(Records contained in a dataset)
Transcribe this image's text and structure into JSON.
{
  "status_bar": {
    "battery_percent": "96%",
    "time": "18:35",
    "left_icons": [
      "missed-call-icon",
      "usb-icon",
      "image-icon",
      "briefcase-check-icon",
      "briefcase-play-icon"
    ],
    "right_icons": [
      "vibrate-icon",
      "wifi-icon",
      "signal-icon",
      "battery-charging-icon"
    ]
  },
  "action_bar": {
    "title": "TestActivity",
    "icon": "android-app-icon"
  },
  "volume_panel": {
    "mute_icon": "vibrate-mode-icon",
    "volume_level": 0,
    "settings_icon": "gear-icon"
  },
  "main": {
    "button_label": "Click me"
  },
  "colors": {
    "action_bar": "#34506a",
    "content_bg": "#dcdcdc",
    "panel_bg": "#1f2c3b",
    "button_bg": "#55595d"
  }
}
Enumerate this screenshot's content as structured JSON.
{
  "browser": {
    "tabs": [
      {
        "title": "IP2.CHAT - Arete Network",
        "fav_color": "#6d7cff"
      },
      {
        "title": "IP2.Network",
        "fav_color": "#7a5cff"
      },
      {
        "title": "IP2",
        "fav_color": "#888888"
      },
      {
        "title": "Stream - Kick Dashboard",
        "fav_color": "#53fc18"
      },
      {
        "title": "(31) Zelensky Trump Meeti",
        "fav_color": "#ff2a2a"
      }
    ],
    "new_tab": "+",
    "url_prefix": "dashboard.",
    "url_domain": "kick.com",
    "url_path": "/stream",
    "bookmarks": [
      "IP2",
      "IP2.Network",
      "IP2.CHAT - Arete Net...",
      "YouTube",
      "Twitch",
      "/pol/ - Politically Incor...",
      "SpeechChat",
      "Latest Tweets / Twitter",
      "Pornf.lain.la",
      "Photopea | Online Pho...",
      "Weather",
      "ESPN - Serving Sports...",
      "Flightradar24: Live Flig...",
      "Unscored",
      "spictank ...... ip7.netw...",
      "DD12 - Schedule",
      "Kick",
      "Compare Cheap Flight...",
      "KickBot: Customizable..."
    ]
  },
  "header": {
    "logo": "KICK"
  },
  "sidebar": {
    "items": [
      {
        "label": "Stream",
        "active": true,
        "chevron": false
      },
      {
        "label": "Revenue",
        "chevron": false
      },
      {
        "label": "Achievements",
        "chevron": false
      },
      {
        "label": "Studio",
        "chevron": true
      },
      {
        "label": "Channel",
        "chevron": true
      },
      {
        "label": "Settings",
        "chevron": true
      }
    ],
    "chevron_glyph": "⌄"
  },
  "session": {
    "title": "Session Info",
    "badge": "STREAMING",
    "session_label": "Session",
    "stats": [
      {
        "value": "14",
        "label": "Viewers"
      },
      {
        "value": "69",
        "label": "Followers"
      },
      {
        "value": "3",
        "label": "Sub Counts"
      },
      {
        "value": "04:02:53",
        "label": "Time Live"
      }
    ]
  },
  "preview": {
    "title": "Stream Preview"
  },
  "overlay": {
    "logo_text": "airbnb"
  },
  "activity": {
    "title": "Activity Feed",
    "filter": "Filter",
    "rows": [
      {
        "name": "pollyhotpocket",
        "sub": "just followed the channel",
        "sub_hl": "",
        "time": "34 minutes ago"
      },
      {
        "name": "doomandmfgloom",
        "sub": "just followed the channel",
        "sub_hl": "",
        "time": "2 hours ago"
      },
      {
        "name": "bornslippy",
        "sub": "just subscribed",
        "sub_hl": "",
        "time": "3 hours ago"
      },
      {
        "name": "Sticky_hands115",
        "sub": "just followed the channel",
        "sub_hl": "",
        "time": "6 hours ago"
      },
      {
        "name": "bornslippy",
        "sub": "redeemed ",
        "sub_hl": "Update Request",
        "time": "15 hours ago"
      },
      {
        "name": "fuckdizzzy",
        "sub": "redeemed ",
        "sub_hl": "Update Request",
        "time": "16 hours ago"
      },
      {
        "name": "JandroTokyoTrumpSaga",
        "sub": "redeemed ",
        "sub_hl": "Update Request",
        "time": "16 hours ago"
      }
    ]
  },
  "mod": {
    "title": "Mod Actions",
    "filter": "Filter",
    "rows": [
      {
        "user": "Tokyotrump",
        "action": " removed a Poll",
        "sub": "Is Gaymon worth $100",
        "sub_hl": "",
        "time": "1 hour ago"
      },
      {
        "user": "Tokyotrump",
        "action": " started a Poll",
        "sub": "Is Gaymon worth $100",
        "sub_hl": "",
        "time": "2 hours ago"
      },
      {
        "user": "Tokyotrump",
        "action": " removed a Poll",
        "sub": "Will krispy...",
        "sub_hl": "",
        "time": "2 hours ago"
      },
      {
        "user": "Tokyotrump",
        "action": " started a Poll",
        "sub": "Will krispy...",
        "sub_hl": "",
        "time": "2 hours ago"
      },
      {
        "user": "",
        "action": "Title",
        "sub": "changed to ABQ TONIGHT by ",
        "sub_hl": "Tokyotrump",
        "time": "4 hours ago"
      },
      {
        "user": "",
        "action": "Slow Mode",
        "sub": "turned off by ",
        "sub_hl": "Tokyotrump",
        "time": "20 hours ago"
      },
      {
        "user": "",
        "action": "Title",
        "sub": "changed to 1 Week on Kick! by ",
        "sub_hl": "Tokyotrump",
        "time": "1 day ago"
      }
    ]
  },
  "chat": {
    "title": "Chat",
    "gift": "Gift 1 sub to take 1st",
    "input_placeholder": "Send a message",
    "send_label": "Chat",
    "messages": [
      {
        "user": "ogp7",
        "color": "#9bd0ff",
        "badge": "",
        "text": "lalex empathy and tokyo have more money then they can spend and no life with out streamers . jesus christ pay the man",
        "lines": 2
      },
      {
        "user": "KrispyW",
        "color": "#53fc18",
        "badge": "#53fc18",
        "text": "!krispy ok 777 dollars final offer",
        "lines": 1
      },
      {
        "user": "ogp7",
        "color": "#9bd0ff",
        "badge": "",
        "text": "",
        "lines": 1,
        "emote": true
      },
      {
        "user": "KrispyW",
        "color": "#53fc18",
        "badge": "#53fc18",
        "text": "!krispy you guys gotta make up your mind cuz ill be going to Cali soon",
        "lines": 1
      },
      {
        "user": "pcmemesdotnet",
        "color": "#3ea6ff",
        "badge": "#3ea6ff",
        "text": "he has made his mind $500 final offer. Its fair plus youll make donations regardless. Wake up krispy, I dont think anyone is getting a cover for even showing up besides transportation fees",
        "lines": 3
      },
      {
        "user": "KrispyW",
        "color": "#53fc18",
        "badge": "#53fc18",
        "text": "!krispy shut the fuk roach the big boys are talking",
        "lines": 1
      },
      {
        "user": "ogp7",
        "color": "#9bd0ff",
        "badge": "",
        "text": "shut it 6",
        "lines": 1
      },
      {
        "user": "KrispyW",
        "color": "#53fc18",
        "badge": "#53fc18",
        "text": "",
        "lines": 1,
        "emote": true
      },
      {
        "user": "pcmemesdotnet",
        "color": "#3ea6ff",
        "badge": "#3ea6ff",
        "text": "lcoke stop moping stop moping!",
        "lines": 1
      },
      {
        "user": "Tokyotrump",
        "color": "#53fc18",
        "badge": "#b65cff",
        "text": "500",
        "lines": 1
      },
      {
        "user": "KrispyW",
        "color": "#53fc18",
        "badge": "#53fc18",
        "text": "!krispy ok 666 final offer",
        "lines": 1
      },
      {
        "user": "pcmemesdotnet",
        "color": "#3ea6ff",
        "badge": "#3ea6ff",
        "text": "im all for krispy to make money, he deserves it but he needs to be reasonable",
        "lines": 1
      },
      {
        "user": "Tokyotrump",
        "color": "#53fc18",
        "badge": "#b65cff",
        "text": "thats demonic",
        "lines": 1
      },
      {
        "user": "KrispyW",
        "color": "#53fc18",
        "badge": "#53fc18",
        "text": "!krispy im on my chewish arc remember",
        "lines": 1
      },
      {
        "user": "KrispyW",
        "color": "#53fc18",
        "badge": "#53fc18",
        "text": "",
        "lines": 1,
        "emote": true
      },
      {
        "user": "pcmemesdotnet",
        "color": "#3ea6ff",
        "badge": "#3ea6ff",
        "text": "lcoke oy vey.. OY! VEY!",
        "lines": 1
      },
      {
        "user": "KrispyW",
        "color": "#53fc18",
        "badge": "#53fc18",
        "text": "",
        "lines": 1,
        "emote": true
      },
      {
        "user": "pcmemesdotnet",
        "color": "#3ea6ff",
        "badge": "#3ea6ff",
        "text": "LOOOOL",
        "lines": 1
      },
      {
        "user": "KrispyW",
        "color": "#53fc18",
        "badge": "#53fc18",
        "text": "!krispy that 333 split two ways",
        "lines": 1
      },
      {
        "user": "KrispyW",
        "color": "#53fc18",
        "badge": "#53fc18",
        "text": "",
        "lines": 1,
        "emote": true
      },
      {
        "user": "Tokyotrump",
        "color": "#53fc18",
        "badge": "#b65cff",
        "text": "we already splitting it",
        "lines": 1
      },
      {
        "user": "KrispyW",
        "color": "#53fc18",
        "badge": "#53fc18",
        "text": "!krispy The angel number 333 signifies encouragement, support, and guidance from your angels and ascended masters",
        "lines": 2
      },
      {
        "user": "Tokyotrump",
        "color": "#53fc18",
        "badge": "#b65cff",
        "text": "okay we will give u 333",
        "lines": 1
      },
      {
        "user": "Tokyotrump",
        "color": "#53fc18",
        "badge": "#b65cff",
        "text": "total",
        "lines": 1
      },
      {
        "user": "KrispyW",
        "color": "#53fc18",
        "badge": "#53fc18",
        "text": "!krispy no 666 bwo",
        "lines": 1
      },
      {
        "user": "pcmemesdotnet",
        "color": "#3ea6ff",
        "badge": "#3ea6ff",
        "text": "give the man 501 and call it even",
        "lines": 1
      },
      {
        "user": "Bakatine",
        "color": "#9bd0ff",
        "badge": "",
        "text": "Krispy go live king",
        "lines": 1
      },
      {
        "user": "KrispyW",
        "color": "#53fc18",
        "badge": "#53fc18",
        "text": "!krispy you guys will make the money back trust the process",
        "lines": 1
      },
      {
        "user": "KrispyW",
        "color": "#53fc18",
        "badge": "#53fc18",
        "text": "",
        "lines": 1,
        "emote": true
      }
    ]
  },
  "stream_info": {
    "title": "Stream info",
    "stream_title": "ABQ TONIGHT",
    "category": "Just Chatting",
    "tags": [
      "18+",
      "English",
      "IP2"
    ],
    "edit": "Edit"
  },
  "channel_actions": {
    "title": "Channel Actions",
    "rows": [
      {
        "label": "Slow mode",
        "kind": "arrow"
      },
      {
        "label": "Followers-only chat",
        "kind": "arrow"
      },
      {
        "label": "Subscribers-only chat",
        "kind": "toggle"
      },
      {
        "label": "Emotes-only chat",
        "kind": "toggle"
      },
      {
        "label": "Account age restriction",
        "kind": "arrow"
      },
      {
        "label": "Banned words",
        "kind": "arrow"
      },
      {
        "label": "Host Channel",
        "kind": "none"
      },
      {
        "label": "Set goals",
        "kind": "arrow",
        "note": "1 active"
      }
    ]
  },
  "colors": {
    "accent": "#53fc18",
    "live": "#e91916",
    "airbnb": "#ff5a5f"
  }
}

* Exercise instructions: Find and count the lines of the data that include the string "briefcase", and report that figure by itself.

* The response: 2